TASK OBJECTIVE:
In how many lines of the data does the word "BTCUSD" appear? Give the number by itself.

INFORMATION GIVEN:
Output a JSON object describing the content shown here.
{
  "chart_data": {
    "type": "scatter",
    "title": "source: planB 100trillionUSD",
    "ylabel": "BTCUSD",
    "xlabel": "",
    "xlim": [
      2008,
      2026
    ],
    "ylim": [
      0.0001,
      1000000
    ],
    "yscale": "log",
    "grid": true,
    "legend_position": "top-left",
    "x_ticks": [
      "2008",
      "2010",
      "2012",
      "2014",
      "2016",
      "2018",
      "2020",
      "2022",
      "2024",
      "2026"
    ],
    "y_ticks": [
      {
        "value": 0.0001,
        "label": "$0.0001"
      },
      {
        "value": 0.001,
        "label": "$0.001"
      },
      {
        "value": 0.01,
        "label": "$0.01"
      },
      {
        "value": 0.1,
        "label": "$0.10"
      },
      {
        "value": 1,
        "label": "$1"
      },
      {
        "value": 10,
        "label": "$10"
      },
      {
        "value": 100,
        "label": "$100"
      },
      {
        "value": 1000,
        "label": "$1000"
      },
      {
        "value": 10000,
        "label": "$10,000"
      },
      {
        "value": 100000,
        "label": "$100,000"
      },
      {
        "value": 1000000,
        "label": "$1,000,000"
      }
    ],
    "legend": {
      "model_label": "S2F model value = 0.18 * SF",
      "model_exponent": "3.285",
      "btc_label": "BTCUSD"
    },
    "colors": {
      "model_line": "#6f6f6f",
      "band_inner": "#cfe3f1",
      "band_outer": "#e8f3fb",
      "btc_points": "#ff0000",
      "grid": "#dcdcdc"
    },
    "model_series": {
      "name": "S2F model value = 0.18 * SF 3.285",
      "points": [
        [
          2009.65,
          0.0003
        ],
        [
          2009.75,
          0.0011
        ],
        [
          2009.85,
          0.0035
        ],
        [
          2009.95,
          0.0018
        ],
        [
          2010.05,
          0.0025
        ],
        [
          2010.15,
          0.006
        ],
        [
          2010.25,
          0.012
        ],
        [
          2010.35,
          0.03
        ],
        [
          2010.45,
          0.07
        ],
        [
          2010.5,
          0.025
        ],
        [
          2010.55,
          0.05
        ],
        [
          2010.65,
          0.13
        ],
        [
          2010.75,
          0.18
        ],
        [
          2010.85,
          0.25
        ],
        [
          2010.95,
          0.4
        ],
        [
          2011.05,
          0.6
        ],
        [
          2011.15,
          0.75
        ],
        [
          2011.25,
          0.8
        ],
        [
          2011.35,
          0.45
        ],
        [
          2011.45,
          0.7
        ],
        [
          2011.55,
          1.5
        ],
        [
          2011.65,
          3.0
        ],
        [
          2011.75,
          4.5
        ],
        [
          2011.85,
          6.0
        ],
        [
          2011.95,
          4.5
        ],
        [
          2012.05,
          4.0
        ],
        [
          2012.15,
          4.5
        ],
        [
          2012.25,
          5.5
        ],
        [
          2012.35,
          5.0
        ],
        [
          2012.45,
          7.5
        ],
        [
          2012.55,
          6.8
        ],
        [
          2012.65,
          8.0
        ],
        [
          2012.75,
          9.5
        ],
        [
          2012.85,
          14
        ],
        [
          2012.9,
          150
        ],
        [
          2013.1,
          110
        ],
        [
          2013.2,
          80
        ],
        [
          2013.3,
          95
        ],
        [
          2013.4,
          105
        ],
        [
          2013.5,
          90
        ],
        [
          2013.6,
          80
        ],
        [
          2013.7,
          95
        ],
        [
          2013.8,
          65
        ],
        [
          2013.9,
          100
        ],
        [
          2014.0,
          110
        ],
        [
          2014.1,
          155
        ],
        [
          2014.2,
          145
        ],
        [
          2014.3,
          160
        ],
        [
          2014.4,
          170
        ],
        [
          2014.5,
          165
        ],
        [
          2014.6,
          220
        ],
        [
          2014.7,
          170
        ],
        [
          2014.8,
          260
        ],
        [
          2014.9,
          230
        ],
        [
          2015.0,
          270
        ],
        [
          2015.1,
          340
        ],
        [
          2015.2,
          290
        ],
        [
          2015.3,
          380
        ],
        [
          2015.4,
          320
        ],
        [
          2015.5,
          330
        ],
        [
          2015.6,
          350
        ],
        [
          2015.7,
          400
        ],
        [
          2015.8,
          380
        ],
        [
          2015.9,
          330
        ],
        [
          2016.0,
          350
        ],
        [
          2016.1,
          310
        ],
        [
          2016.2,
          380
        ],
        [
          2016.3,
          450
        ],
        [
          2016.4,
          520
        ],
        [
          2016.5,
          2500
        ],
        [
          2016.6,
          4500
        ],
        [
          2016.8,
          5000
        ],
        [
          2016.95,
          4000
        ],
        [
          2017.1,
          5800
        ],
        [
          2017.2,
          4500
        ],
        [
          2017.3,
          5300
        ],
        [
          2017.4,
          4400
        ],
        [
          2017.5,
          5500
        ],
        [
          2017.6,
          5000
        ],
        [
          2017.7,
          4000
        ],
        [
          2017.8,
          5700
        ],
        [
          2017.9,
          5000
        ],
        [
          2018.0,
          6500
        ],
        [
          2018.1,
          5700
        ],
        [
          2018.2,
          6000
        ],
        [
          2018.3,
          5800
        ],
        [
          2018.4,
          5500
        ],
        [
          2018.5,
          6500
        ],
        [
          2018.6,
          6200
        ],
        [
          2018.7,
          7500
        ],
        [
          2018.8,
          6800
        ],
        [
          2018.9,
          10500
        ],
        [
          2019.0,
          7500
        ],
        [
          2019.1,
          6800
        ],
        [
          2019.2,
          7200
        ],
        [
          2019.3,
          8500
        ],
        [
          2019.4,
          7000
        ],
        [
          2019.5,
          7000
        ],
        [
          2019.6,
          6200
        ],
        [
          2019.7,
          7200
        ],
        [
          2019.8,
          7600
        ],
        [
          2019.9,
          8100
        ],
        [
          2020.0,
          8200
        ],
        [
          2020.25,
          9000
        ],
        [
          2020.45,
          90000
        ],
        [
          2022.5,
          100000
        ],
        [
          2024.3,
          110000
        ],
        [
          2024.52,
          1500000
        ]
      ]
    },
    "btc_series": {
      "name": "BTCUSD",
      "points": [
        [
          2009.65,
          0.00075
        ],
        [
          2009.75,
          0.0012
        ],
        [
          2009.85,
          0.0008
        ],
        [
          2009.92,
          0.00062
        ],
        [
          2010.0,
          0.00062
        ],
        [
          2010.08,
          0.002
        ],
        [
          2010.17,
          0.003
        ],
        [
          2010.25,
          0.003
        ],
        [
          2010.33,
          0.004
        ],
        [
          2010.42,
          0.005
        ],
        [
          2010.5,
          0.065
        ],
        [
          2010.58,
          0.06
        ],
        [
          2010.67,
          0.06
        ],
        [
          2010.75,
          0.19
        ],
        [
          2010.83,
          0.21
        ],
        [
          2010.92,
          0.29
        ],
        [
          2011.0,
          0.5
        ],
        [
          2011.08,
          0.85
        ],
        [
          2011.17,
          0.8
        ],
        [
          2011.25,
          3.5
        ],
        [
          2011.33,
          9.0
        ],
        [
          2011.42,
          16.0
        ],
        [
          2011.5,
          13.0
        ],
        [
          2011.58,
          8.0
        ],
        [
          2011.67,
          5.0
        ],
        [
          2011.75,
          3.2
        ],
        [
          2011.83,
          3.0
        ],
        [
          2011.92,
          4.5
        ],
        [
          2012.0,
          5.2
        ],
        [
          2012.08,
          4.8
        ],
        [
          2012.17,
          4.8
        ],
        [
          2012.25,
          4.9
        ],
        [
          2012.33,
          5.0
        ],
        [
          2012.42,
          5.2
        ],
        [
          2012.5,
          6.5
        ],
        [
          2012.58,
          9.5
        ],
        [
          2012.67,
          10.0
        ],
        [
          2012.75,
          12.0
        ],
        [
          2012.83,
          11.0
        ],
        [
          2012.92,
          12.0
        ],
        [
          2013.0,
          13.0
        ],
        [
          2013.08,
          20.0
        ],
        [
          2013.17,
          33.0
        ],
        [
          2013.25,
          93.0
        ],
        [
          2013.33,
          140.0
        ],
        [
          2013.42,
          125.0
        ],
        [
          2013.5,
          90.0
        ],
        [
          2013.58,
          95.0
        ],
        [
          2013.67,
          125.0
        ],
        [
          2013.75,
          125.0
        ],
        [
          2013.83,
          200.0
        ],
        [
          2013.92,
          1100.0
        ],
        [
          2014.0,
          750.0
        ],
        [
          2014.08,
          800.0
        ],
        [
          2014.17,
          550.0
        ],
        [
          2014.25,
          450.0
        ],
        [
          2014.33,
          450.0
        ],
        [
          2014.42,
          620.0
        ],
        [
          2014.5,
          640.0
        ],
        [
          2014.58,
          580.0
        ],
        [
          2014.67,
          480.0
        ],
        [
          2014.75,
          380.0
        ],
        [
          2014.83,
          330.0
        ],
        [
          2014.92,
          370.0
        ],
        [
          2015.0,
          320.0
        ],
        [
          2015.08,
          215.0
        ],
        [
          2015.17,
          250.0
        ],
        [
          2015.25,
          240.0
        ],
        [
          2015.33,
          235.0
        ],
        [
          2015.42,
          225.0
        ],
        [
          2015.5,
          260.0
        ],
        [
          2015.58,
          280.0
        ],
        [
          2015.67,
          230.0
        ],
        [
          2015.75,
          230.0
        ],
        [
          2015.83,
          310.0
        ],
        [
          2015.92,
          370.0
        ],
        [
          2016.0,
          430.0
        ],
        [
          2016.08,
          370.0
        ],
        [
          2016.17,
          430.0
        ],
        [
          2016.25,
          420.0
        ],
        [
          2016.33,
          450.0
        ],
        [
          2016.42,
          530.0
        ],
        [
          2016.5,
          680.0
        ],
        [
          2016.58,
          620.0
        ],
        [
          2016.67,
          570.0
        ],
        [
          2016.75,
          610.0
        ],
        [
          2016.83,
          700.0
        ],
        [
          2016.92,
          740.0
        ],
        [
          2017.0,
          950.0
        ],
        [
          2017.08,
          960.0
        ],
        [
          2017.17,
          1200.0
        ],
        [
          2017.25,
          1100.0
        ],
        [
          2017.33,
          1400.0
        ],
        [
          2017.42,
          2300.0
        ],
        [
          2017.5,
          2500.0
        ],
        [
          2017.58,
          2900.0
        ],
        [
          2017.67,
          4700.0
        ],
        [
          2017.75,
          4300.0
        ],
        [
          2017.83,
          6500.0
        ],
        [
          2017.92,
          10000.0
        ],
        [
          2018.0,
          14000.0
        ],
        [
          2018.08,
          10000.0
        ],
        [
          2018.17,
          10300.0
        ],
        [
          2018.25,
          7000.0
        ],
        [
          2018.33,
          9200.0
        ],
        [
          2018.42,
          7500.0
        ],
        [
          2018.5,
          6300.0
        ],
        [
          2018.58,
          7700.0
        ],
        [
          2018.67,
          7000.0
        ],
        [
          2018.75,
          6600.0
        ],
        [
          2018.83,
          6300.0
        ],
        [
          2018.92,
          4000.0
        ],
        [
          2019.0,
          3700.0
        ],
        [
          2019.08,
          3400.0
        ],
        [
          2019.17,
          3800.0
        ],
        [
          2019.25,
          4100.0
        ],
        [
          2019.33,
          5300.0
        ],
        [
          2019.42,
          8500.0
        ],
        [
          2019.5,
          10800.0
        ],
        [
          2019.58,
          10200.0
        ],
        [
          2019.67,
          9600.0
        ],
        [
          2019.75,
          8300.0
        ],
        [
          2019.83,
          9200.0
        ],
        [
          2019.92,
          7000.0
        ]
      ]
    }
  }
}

SOLUTION FOR THIS TASK:
3